* start *
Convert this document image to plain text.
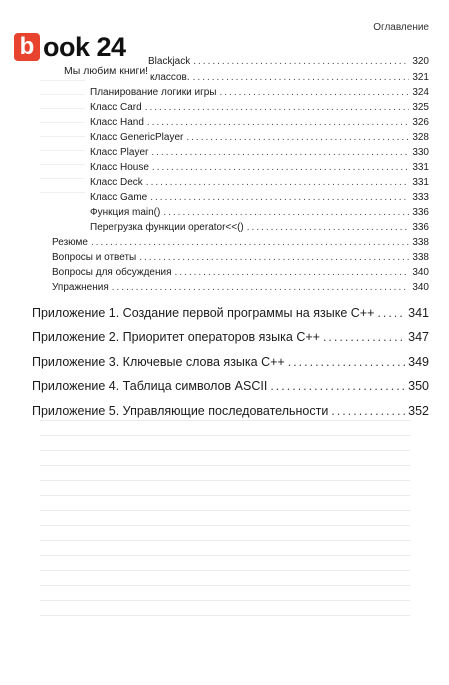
Оглавление
b ook 24
Мы любим книги!
Blackjack .....	320
классов. .....	321
Планирование логики игры .....	324
Класс Card .....	325
Класс Hand .....	326
Класс GenericPlayer .....	328
Класс Player .....	330
Класс House .....	331
Класс Deck .....	331
Класс Game .....	333
Функция main() .....	336
Перегрузка функции operator<<() .....	336
Резюме .....	338
Вопросы и ответы .....	338
Вопросы для обсуждения .....	340
Упражнения .....	340
Приложение 1. Создание первой программы на языке C++ .....	341
Приложение 2. Приоритет операторов языка C++ .....	347
Приложение 3. Ключевые слова языка C++ .....	349
Приложение 4. Таблица символов ASCII .....	350
Приложение 5. Управляющие последовательности .....	352
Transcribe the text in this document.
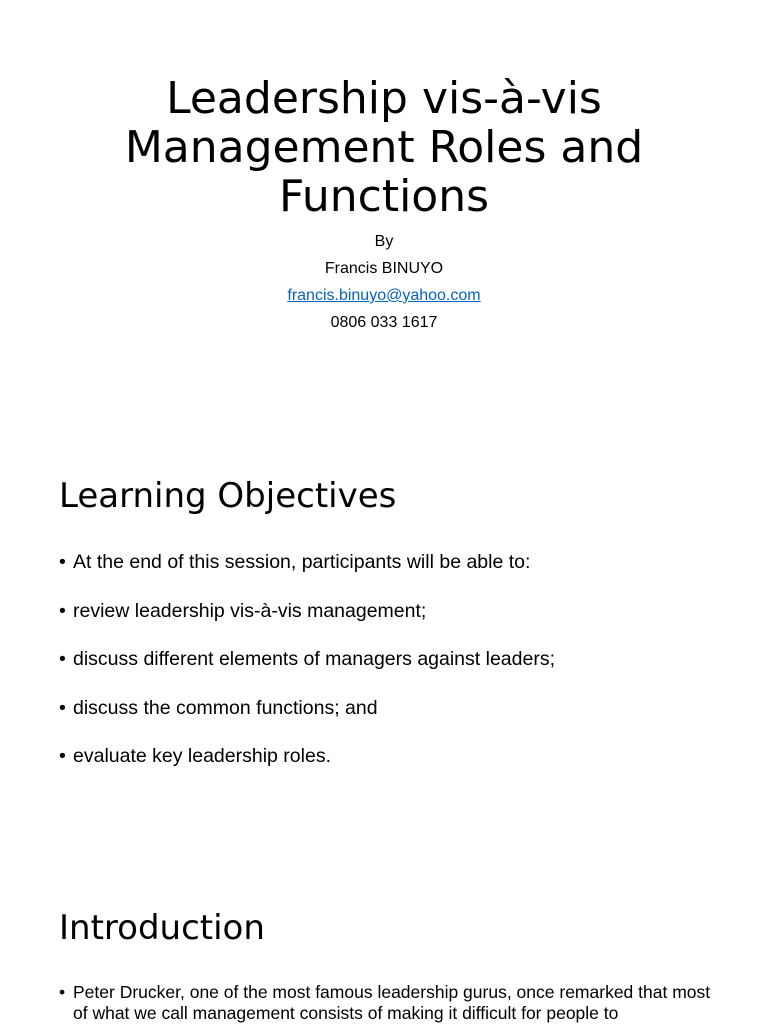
Leadership vis-à-vis Management Roles and Functions
By
Francis BINUYO
francis.binuyo@yahoo.com
0806 033 1617
Learning Objectives
• At the end of this session, participants will be able to:
• review leadership vis-à-vis management;
• discuss different elements of managers against leaders;
• discuss the common functions; and
• evaluate key leadership roles.
Introduction
• Peter Drucker, one of the most famous leadership gurus, once remarked that most of what we call management consists of making it difficult for people to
* end *
* _GIVEN REQUEST_
The records above are to be restated exactly, without their pictures.

* _RESPONSE TO THIS EXERCISE_
Convert this document image to plain text.
Оглавление
b ook 24
Мы любим книги!
Blackjack .....	320
классов. .....	321
Планирование логики игры .....	324
Класс Card .....	325
Класс Hand .....	326
Класс GenericPlayer .....	328
Класс Player .....	330
Класс House .....	331
Класс Deck .....	331
Класс Game .....	333
Функция main() .....	336
Перегрузка функции operator<<() .....	336
Резюме .....	338
Вопросы и ответы .....	338
Вопросы для обсуждения .....	340
Упражнения .....	340
Приложение 1. Создание первой программы на языке C++ .....	341
Приложение 2. Приоритет операторов языка C++ .....	347
Приложение 3. Ключевые слова языка C++ .....	349
Приложение 4. Таблица символов ASCII .....	350
Приложение 5. Управляющие последовательности .....	352
Transcribe the text in this document.
Leadership vis-à-vis Management Roles and Functions
By
Francis BINUYO
francis.binuyo@yahoo.com
0806 033 1617
Learning Objectives
• At the end of this session, participants will be able to:
• review leadership vis-à-vis management;
• discuss different elements of managers against leaders;
• discuss the common functions; and
• evaluate key leadership roles.
Introduction
• Peter Drucker, one of the most famous leadership gurus, once remarked that most of what we call management consists of making it difficult for people to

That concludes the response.